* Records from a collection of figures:
>> Begin
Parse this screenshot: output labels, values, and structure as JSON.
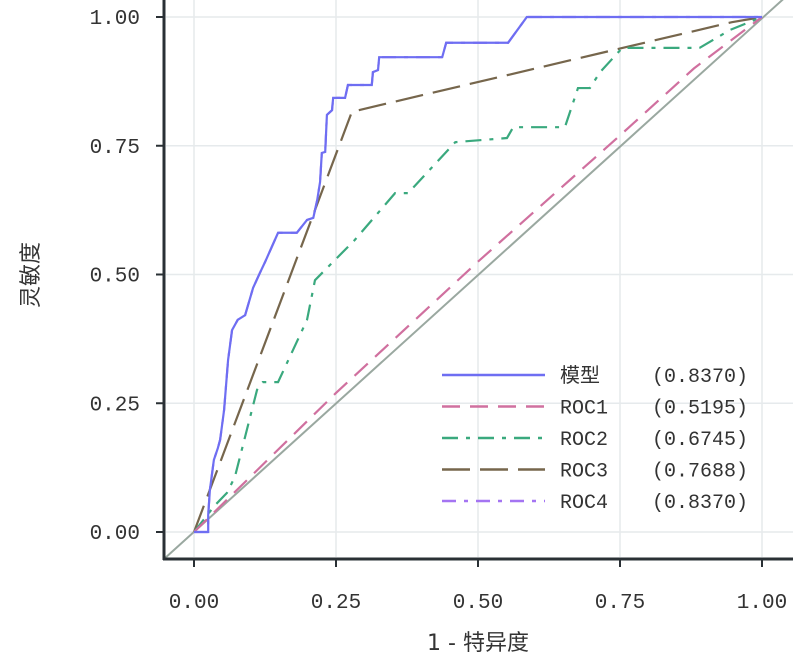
{
  "chart_data": {
    "type": "line",
    "title": "",
    "xlabel": "1 - 特异度",
    "ylabel": "灵敏度",
    "xlim": [
      0,
      1
    ],
    "ylim": [
      0,
      1
    ],
    "xticks": [
      "0.00",
      "0.25",
      "0.50",
      "0.75",
      "1.00"
    ],
    "yticks": [
      "0.00",
      "0.25",
      "0.50",
      "0.75",
      "1.00"
    ],
    "grid": true,
    "legend_position": "bottom-right",
    "reference_line": {
      "x": [
        0,
        1
      ],
      "y": [
        0,
        1
      ],
      "color": "#9aa8a0"
    },
    "series": [
      {
        "name": "模型",
        "auc": "(0.8370)",
        "color": "#6e6ef2",
        "dash": "",
        "x": [
          0,
          0.025,
          0.025,
          0.028,
          0.035,
          0.042,
          0.046,
          0.053,
          0.06,
          0.067,
          0.077,
          0.09,
          0.104,
          0.116,
          0.125,
          0.148,
          0.181,
          0.199,
          0.21,
          0.217,
          0.222,
          0.225,
          0.231,
          0.234,
          0.243,
          0.245,
          0.266,
          0.271,
          0.313,
          0.315,
          0.324,
          0.326,
          0.437,
          0.444,
          0.553,
          0.586,
          1
        ],
        "y": [
          0,
          0,
          0.033,
          0.082,
          0.14,
          0.163,
          0.179,
          0.237,
          0.334,
          0.392,
          0.412,
          0.421,
          0.474,
          0.503,
          0.524,
          0.581,
          0.581,
          0.606,
          0.61,
          0.645,
          0.68,
          0.736,
          0.738,
          0.81,
          0.819,
          0.843,
          0.843,
          0.868,
          0.868,
          0.893,
          0.897,
          0.922,
          0.922,
          0.95,
          0.95,
          1,
          1
        ]
      },
      {
        "name": "ROC1",
        "auc": "(0.5195)",
        "color": "#d0709f",
        "dash": "18 10",
        "x": [
          0,
          0.25,
          0.5,
          0.75,
          0.88,
          1
        ],
        "y": [
          0,
          0.27,
          0.525,
          0.77,
          0.9,
          1
        ]
      },
      {
        "name": "ROC2",
        "auc": "(0.6745)",
        "color": "#3aa97e",
        "dash": "16 8 4 8",
        "x": [
          0,
          0.037,
          0.058,
          0.072,
          0.111,
          0.121,
          0.148,
          0.199,
          0.213,
          0.283,
          0.354,
          0.377,
          0.46,
          0.551,
          0.562,
          0.653,
          0.676,
          0.697,
          0.715,
          0.754,
          0.89,
          0.944,
          1
        ],
        "y": [
          0,
          0.052,
          0.076,
          0.107,
          0.276,
          0.291,
          0.291,
          0.412,
          0.489,
          0.567,
          0.658,
          0.658,
          0.757,
          0.765,
          0.786,
          0.786,
          0.862,
          0.862,
          0.893,
          0.94,
          0.94,
          0.975,
          1
        ]
      },
      {
        "name": "ROC3",
        "auc": "(0.7688)",
        "color": "#76664c",
        "dash": "28 10",
        "x": [
          0,
          0.278,
          0.947,
          1
        ],
        "y": [
          0,
          0.816,
          0.99,
          1
        ]
      },
      {
        "name": "ROC4",
        "auc": "(0.8370)",
        "color": "#a474f2",
        "dash": "14 8 4 8",
        "x": [
          0,
          0.025,
          0.025,
          0.028,
          0.035,
          0.042,
          0.046,
          0.053,
          0.06,
          0.067,
          0.077,
          0.09,
          0.104,
          0.116,
          0.125,
          0.148,
          0.181,
          0.199,
          0.21,
          0.217,
          0.222,
          0.225,
          0.231,
          0.234,
          0.243,
          0.245,
          0.266,
          0.271,
          0.313,
          0.315,
          0.324,
          0.326,
          0.437,
          0.444,
          0.553,
          0.586,
          1
        ],
        "y": [
          0,
          0,
          0.033,
          0.082,
          0.14,
          0.163,
          0.179,
          0.237,
          0.334,
          0.392,
          0.412,
          0.421,
          0.474,
          0.503,
          0.524,
          0.581,
          0.581,
          0.606,
          0.61,
          0.645,
          0.68,
          0.736,
          0.738,
          0.81,
          0.819,
          0.843,
          0.843,
          0.868,
          0.868,
          0.893,
          0.897,
          0.922,
          0.922,
          0.95,
          0.95,
          1,
          1
        ]
      }
    ]
  }
}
>> End
Where does the word "color" appear? Return each line that holds it.

      "color": "#9aa8a0"
        "color": "#6e6ef2",
        "color": "#d0709f",
        "color": "#3aa97e",
        "color": "#76664c",
        "color": "#a474f2",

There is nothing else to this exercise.